*Quoted passage*.
Research

Genome-wide association studies (GWAS) have been extremely successful at discovering genetic variants underlying many diseases. There is a great deal of interest in translating these findings to estimate an individual’s genetic risk for disease (so-called polygenic risk) to be used in the clinic for early prevention and intervention. Unfortunately, the predictive ability of polygenic risk prediction is at present limited and varies as a function of ancestry. This is because both variant discovery and prediction accuracy depend on the genetic variation underlying complex traits, which in turn is shaped by population history. We combine theoretical modeling and analysis of empirical data to study these relationships with the long-term goal to improve our understanding of the genetic basis of disease risk in diverse populations. We have several ongoing projects that fall under the following themes:

Admixture is a ubiquitous feature of human history. It is also a powerful evolutionary force that has played an important role in shaping human phenotypic variation. We use population genetic theory to study the non-equilibrium behavior of complex trait variation under realistic models of human admixture. We seek to understand the advantages and limitations of genetic analyses (e.g. association studies, fine-mapping, and polygenic risk prediction) in admixed populations.

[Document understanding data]
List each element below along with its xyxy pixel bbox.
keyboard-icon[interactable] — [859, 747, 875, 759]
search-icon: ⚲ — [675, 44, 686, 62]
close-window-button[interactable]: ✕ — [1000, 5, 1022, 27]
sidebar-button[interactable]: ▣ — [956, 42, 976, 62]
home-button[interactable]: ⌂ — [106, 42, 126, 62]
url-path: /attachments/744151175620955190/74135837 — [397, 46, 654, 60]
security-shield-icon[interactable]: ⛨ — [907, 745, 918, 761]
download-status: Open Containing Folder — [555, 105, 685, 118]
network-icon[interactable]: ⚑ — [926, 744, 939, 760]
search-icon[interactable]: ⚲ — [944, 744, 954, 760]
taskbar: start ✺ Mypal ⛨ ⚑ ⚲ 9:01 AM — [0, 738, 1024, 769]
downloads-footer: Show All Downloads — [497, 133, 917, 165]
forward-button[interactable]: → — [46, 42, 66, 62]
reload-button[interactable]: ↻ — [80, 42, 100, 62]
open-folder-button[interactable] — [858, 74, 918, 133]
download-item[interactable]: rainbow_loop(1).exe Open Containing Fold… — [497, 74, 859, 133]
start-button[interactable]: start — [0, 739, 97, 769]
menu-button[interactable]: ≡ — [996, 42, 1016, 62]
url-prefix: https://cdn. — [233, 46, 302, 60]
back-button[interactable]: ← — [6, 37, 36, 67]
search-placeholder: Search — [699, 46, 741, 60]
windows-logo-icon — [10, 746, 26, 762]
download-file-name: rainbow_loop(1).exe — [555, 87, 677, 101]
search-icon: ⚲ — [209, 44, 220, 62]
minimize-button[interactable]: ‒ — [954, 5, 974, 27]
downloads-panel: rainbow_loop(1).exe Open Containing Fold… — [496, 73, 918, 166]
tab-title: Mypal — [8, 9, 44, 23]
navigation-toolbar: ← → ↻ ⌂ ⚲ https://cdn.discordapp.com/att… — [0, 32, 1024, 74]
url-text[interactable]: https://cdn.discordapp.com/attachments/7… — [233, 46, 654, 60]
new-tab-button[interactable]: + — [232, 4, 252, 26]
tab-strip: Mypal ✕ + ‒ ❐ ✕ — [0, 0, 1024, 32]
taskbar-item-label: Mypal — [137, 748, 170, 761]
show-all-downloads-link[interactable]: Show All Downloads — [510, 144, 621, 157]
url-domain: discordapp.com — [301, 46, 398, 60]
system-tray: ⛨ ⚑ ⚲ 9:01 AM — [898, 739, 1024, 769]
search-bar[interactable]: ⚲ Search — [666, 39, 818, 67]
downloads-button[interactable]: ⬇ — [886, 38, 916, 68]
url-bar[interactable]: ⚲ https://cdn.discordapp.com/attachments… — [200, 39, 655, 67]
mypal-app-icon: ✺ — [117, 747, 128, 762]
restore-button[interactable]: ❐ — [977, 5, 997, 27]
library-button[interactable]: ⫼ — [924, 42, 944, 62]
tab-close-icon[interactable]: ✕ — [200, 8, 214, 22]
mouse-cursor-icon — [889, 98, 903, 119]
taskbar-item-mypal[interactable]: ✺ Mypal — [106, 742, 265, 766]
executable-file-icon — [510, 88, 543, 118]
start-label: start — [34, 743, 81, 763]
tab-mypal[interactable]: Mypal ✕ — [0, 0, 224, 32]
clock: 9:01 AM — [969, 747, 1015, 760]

*Required work*.
[A] According to the research description, why is polygenic risk prediction currently limited and variable across ancestries?
[B] Continue the research description on genetic disease risk from where it stops.

*Answer list*.
[A] Both variant discovery and prediction accuracy depend on the genetic variation underlying complex traits, which is shaped by population history.

[B]
South Asia is culturally one of the most diverse regions of the world, with 1000s of ethno-linguistic groups. These cultural groups often coincide with genetic clustering due to the practice of endogamy that has been around for centuries. Some populations in South Asia also have some of the highest rates of consanguinity (close-kin unions) in the world. We study the extent to which these practices have shaped the distribution of disease risk in South Asia. In doing so, we seek to understand the link between common and rare diseases and the contribution of recessive variation to complex traits.

Mitochondrial DNA (mtDNA) is a small but functionally important piece of DNA residing in the mitochondria of all eukaryotic cells. The evolutionary forces that shape mtDNA variation differ considerably from the nuclear genome. MtDNA has a high mutation rate and is transmitted maternally, which means it has one fourth the effective population size of autosomal loci. Within an individual, cells vary considerably in how many mtDNA they carry (e.g 100 copies/neutrophil - 100k copies/oocyte). These copies can accumulate mutations throughout the life of the individual, increasing the risk of disease. We study the processes that shape mtDNA variation both within and among individuals and how this variation contributes to disease variation.